▶ _Directive_:
Pull every "concession" line out of the data below.

▶ _Supplied material_:
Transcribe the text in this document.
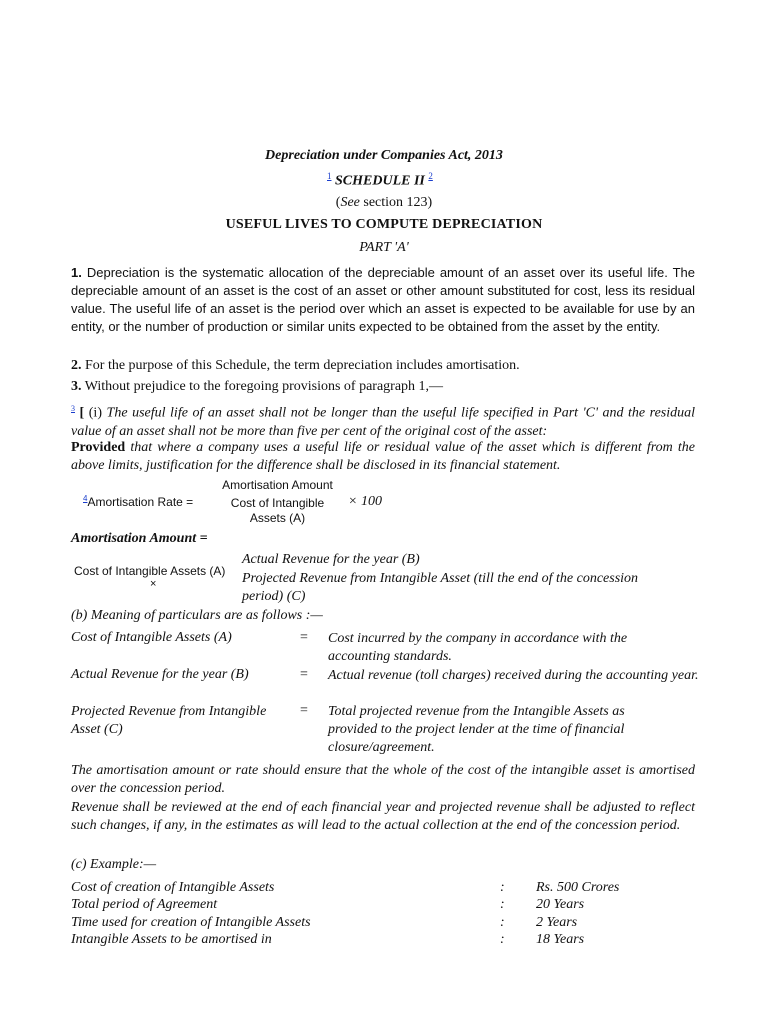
Depreciation under Companies Act, 2013
$^1$ SCHEDULE II $^2$
(See section 123)
USEFUL LIVES TO COMPUTE DEPRECIATION
PART 'A'
1. Depreciation is the systematic allocation of the depreciable amount of an asset over its useful life. The depreciable amount of an asset is the cost of an asset or other amount substituted for cost, less its residual value. The useful life of an asset is the period over which an asset is expected to be available for use by an entity, or the number of production or similar units expected to be obtained from the asset by the entity.
2. For the purpose of this Schedule, the term depreciation includes amortisation.
3. Without prejudice to the foregoing provisions of paragraph 1,—
$^3$ [ (i) The useful life of an asset shall not be longer than the useful life specified in Part 'C' and the residual value of an asset shall not be more than five per cent of the original cost of the asset:
Provided that where a company uses a useful life or residual value of the asset which is different from the above limits, justification for the difference shall be disclosed in its financial statement.
$^4$Amortisation Rate =
Amortisation Amount
Cost of Intangible Assets (A)
× 100
Amortisation Amount =
Cost of Intangible Assets (A)
×
Actual Revenue for the year (B)
Projected Revenue from Intangible Asset (till the end of the concession period) (C)
(b) Meaning of particulars are as follows :—
Cost of Intangible Assets (A)	= Cost incurred by the company in accordance with the accounting standards.
Actual Revenue for the year (B)	= Actual revenue (toll charges) received during the accounting year.
Projected Revenue from Intangible Asset (C)
= Total projected revenue from the Intangible Assets as provided to the project lender at the time of financial closure/agreement.
The amortisation amount or rate should ensure that the whole of the cost of the intangible asset is amortised over the concession period.
Revenue shall be reviewed at the end of each financial year and projected revenue shall be adjusted to reflect such changes, if any, in the estimates as will lead to the actual collection at the end of the concession period.
(c) Example:—
Cost of creation of Intangible Assets	: Rs. 500 Crores
Total period of Agreement	: 20 Years
Time used for creation of Intangible Assets	: 2 Years
Intangible Assets to be amortised in	: 18 Years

▶ _Completed exercise_:
Projected Revenue from Intangible Asset (till the end of the concession period) (C)
The amortisation amount or rate should ensure that the whole of the cost of the intangible asset is amortised over the concession period.
Revenue shall be reviewed at the end of each financial year and projected revenue shall be adjusted to reflect such changes, if any, in the estimates as will lead to the actual collection at the end of the concession period.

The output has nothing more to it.